Exercise
Reproduce the material starting with the line containing "- cma-station-dot: [1615, 291, 1631, 307]" and continuing through the line containing "- sonte-china-station-dot: [1466, 290, 1482, 306]", swapping "cma-station-dot" for "cma-site-marker" and leaving everything else unchanged.

Input

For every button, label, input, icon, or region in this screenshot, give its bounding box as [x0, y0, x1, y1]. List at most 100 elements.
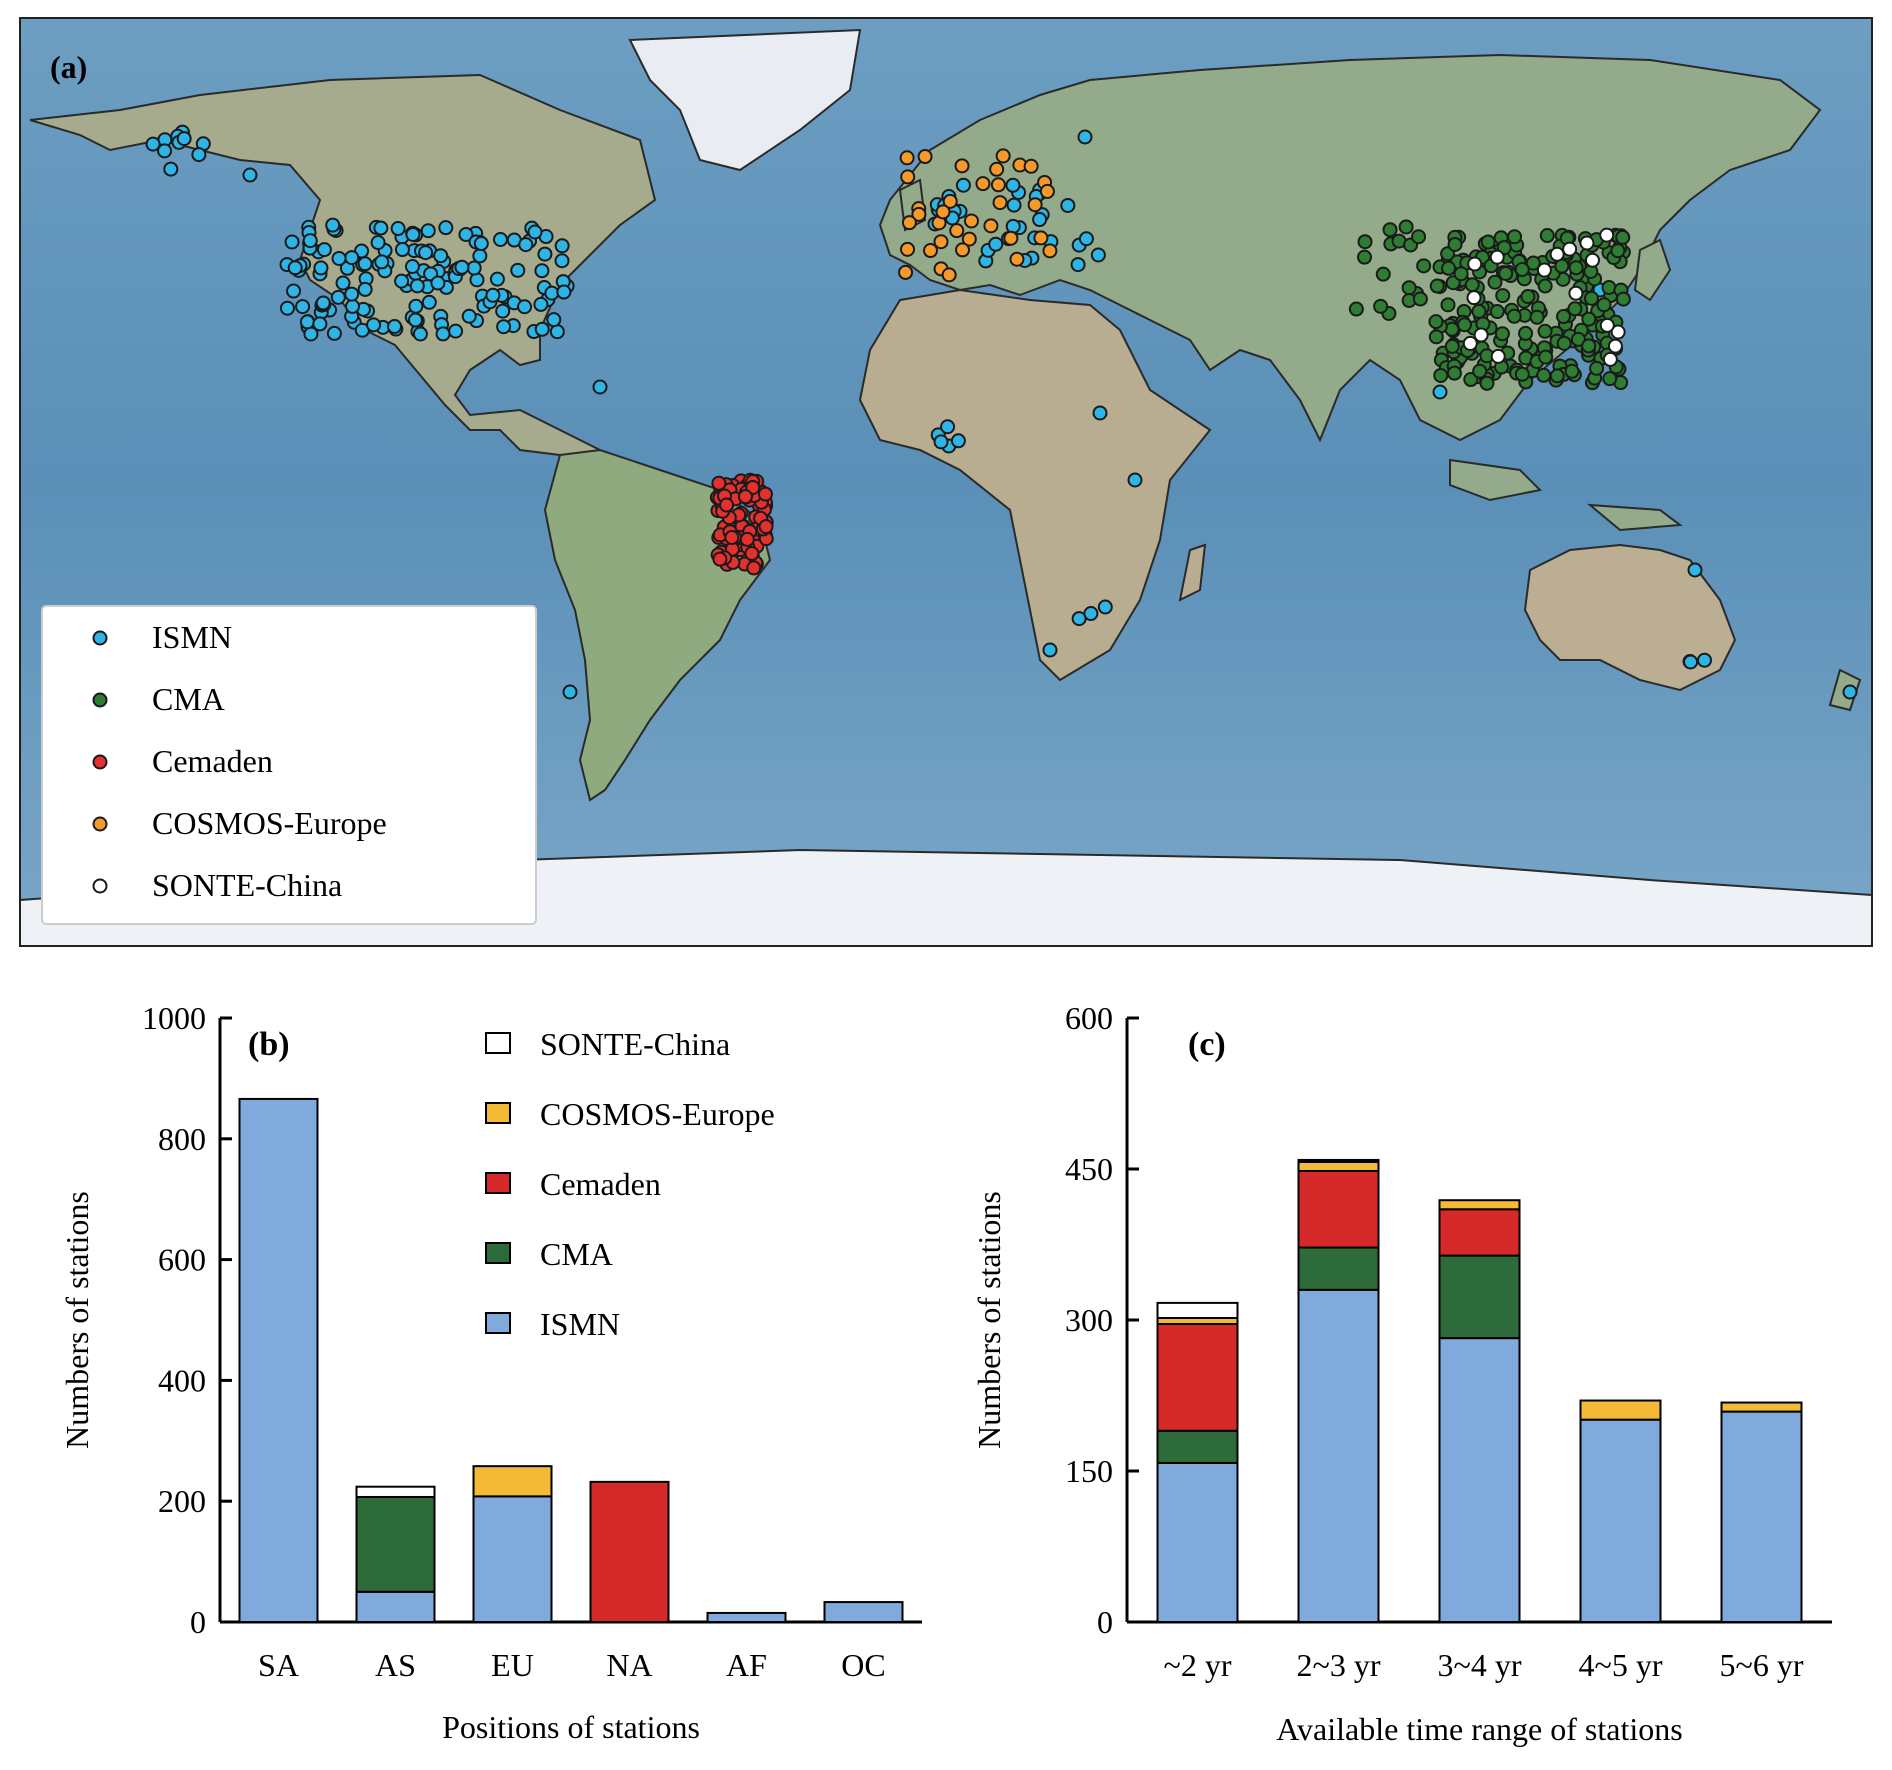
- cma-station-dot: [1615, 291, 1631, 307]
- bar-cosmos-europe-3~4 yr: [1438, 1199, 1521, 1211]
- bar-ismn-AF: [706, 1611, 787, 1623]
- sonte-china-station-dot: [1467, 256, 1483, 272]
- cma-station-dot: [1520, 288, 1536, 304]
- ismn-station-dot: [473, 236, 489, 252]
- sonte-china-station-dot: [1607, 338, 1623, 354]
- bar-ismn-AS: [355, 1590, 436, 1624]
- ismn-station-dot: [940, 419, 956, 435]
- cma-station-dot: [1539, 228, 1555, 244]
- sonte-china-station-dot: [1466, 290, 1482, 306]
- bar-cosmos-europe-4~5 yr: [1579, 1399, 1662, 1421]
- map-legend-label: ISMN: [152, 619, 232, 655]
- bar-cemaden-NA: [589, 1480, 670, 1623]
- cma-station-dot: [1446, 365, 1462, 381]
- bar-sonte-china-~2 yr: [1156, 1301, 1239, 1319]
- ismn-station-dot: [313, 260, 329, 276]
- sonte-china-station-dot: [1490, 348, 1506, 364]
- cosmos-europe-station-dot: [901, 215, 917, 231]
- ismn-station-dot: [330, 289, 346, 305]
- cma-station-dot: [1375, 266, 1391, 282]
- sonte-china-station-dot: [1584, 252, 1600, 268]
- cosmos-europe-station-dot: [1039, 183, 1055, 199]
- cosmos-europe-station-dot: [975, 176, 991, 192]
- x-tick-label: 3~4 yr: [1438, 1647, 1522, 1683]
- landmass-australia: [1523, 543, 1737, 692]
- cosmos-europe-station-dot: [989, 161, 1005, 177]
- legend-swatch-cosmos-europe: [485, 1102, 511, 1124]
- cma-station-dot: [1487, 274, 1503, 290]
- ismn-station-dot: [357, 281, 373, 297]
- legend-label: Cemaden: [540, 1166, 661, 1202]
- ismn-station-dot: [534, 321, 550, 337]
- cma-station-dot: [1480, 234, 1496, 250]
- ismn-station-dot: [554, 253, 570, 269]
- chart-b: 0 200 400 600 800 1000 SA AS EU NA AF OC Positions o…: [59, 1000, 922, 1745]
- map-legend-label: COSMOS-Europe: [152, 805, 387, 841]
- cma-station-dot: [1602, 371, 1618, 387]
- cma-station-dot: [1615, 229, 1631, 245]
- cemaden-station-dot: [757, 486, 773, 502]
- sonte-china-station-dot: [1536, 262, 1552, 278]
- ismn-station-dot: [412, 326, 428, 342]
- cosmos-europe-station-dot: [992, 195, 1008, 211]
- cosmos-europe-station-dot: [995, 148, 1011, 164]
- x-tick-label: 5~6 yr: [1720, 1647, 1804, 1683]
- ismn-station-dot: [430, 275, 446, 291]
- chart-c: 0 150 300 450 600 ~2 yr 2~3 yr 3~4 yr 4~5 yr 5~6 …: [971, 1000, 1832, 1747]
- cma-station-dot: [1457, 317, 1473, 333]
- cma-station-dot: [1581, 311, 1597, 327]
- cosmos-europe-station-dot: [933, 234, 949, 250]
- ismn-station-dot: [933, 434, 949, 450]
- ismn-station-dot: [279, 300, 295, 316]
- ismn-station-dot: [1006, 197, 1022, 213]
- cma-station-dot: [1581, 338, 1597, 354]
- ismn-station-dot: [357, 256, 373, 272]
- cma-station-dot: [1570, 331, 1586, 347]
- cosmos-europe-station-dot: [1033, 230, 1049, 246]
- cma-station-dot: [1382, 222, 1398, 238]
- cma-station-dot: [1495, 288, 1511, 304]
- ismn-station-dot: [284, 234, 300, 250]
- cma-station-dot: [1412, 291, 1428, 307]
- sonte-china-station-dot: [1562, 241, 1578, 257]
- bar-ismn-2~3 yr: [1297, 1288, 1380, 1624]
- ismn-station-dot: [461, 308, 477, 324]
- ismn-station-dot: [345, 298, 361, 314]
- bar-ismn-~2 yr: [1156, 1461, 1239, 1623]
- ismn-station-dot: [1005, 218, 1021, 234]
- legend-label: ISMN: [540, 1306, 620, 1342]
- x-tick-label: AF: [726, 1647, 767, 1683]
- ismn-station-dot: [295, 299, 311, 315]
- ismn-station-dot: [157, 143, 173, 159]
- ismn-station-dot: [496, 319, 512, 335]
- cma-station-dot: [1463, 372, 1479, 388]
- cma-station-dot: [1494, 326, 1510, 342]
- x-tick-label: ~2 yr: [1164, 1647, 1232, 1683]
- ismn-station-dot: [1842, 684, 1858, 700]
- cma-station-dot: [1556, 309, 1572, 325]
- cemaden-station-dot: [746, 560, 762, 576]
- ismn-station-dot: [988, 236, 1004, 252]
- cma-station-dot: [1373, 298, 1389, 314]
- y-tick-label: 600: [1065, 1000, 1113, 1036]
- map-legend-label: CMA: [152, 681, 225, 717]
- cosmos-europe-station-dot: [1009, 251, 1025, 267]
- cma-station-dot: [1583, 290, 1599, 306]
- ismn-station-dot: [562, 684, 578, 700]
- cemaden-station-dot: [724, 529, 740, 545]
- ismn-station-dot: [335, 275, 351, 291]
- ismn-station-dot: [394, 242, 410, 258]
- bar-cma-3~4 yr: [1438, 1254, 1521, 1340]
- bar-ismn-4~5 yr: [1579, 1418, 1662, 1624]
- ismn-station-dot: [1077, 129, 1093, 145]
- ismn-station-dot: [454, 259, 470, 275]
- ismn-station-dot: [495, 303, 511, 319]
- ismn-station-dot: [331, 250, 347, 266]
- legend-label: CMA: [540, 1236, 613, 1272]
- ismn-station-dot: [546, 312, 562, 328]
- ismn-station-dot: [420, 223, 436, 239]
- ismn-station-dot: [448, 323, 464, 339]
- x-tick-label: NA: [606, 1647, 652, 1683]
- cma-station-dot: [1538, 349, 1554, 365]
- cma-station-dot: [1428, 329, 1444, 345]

Output for this exercise
- cma-site-marker: [1615, 291, 1631, 307]
- bar-cosmos-europe-3~4 yr: [1438, 1199, 1521, 1211]
- bar-ismn-AF: [706, 1611, 787, 1623]
- sonte-china-station-dot: [1467, 256, 1483, 272]
- cma-site-marker: [1520, 288, 1536, 304]
- ismn-station-dot: [473, 236, 489, 252]
- sonte-china-station-dot: [1607, 338, 1623, 354]
- bar-ismn-AS: [355, 1590, 436, 1624]
- ismn-station-dot: [940, 419, 956, 435]
- cma-site-marker: [1539, 228, 1555, 244]
- sonte-china-station-dot: [1466, 290, 1482, 306]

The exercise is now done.